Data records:
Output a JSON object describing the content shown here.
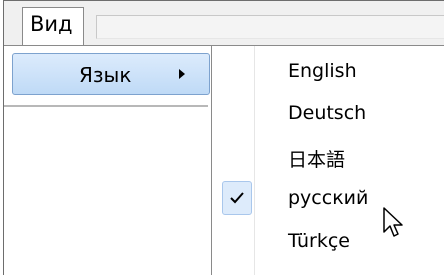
{
  "menubar": {
    "view_menu_label": "Вид"
  },
  "view_menu": {
    "items": [
      {
        "label": "Язык",
        "has_submenu": true,
        "highlighted": true
      }
    ]
  },
  "language_submenu": {
    "items": [
      {
        "label": "English",
        "checked": false
      },
      {
        "label": "Deutsch",
        "checked": false
      },
      {
        "label": "日本語",
        "checked": false
      },
      {
        "label": "русский",
        "checked": true
      },
      {
        "label": "Türkçe",
        "checked": false
      }
    ]
  },
  "icons": {
    "submenu": "chevron-right-icon",
    "check": "checkmark-icon",
    "cursor": "mouse-pointer-icon"
  },
  "colors": {
    "highlight_bg": "#c9e0f9",
    "highlight_border": "#7da2ce"
  }
}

• [Task brief]: Copy every record above exactly, leaving out the pictures.

• [Completed exercise]:
Output a JSON object describing the content shown here.
{
  "menubar": {
    "view_menu_label": "Вид"
  },
  "view_menu": {
    "items": [
      {
        "label": "Язык",
        "has_submenu": true,
        "highlighted": true
      }
    ]
  },
  "language_submenu": {
    "items": [
      {
        "label": "English",
        "checked": false
      },
      {
        "label": "Deutsch",
        "checked": false
      },
      {
        "label": "日本語",
        "checked": false
      },
      {
        "label": "русский",
        "checked": true
      },
      {
        "label": "Türkçe",
        "checked": false
      }
    ]
  },
  "icons": {
    "submenu": "chevron-right-icon",
    "check": "checkmark-icon",
    "cursor": "mouse-pointer-icon"
  },
  "colors": {
    "highlight_bg": "#c9e0f9",
    "highlight_border": "#7da2ce"
  }
}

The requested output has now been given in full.